◆ OBJECTIVE:
Pick out each line below containing "xlabel".

┌─ EXTRACTED INFORMATION

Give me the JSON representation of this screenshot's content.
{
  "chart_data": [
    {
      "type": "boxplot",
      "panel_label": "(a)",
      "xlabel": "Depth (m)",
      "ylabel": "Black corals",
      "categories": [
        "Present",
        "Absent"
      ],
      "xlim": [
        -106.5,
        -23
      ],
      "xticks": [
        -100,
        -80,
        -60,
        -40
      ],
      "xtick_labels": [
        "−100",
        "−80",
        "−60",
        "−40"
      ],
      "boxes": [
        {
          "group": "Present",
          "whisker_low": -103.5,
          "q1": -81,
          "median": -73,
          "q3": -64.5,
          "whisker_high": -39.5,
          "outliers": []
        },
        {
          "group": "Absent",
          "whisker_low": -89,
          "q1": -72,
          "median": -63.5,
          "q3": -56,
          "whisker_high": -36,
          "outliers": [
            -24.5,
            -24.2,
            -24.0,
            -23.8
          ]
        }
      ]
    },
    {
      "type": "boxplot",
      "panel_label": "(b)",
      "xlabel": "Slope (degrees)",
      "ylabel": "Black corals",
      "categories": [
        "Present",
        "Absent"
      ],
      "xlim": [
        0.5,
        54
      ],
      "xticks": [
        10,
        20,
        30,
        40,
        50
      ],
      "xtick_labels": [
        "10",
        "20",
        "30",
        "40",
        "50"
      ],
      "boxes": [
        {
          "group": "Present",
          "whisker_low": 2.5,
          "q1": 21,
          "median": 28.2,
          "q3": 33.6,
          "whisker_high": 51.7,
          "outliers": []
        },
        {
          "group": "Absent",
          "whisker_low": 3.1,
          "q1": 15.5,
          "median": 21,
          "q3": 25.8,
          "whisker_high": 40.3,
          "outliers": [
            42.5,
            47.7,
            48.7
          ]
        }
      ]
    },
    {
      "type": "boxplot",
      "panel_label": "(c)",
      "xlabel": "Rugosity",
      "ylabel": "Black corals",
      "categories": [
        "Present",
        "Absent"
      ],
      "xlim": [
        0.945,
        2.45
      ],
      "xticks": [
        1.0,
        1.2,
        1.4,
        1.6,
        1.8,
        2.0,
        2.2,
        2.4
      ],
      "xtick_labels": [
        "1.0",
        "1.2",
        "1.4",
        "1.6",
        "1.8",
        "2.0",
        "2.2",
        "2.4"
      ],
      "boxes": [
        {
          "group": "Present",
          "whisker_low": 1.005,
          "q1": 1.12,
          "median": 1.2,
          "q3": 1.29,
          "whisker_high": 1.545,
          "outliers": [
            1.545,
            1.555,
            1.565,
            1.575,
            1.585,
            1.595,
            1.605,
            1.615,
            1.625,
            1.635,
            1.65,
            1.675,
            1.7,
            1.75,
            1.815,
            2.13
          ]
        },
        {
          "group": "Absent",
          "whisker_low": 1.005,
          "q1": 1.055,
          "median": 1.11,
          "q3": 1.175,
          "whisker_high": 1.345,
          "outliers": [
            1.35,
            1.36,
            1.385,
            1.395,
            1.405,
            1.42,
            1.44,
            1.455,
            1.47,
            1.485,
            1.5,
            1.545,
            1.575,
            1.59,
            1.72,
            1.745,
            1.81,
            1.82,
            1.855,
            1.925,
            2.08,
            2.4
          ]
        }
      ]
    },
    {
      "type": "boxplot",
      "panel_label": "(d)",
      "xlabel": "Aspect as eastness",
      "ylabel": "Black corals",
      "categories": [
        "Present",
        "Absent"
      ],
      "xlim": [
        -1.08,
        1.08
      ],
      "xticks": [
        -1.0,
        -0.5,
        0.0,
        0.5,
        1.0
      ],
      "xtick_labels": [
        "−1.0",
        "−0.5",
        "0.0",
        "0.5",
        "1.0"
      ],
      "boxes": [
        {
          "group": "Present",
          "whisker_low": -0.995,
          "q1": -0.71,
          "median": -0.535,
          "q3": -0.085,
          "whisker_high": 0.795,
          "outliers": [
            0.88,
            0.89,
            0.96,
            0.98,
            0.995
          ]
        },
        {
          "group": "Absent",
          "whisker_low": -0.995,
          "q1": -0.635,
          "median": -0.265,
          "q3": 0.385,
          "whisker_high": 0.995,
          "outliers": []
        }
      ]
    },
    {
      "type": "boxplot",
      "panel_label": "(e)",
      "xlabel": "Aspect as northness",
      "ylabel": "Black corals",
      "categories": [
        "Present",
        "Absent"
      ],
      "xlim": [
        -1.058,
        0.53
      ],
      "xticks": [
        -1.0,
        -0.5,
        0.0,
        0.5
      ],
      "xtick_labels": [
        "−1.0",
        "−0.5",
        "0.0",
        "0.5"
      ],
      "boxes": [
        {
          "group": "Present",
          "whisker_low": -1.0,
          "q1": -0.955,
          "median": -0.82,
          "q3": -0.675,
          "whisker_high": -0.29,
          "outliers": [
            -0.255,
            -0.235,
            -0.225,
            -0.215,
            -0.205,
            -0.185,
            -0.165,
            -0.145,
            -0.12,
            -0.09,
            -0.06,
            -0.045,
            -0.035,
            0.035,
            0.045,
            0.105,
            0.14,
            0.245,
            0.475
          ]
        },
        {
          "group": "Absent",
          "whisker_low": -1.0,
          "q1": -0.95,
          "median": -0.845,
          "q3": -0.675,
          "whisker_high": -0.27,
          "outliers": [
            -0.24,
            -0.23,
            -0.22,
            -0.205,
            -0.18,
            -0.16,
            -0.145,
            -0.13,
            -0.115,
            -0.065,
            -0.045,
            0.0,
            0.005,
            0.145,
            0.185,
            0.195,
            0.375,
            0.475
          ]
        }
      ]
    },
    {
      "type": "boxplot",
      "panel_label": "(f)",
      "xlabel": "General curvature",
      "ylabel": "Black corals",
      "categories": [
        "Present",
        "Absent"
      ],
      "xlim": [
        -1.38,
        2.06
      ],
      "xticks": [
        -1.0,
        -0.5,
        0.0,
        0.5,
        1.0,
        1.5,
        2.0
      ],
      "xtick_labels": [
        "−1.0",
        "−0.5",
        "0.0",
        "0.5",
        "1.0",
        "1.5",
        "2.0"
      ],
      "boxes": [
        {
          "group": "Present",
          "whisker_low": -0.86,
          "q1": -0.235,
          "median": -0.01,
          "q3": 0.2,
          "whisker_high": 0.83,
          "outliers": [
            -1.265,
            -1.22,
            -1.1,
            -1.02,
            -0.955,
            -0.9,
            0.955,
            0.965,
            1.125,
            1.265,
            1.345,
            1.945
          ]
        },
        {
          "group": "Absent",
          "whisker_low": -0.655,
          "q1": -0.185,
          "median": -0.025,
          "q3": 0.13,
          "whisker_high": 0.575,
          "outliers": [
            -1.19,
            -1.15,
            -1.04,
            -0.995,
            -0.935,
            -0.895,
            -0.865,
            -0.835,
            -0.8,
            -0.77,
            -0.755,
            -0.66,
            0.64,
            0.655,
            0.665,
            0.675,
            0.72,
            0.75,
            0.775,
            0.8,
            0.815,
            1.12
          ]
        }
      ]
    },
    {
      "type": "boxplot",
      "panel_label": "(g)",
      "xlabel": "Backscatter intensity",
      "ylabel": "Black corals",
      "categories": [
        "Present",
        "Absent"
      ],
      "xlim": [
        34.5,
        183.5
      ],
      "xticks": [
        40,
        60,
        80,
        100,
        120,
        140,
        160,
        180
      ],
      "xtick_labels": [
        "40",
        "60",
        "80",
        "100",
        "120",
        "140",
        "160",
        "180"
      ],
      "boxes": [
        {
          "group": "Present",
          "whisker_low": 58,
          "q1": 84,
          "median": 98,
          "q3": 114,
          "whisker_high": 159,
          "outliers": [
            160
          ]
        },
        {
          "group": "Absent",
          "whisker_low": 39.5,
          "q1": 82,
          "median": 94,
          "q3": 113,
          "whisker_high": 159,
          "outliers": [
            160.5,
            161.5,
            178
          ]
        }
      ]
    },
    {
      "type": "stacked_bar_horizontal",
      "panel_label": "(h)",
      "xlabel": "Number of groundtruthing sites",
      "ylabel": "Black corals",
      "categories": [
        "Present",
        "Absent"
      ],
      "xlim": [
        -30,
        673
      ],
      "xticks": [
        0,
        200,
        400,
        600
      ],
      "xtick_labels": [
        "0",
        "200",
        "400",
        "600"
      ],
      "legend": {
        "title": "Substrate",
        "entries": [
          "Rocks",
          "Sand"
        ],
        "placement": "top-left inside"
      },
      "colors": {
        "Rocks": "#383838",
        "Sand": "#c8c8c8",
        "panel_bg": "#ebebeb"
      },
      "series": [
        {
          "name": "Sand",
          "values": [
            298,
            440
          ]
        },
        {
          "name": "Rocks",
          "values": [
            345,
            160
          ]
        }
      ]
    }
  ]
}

└─

◆ WRITTEN RESPONSE:
      "xlabel": "Depth (m)",
      "xlabel": "Slope (degrees)",
      "xlabel": "Rugosity",
      "xlabel": "Aspect as eastness",
      "xlabel": "Aspect as northness",
      "xlabel": "General curvature",
      "xlabel": "Backscatter intensity",
      "xlabel": "Number of groundtruthing sites",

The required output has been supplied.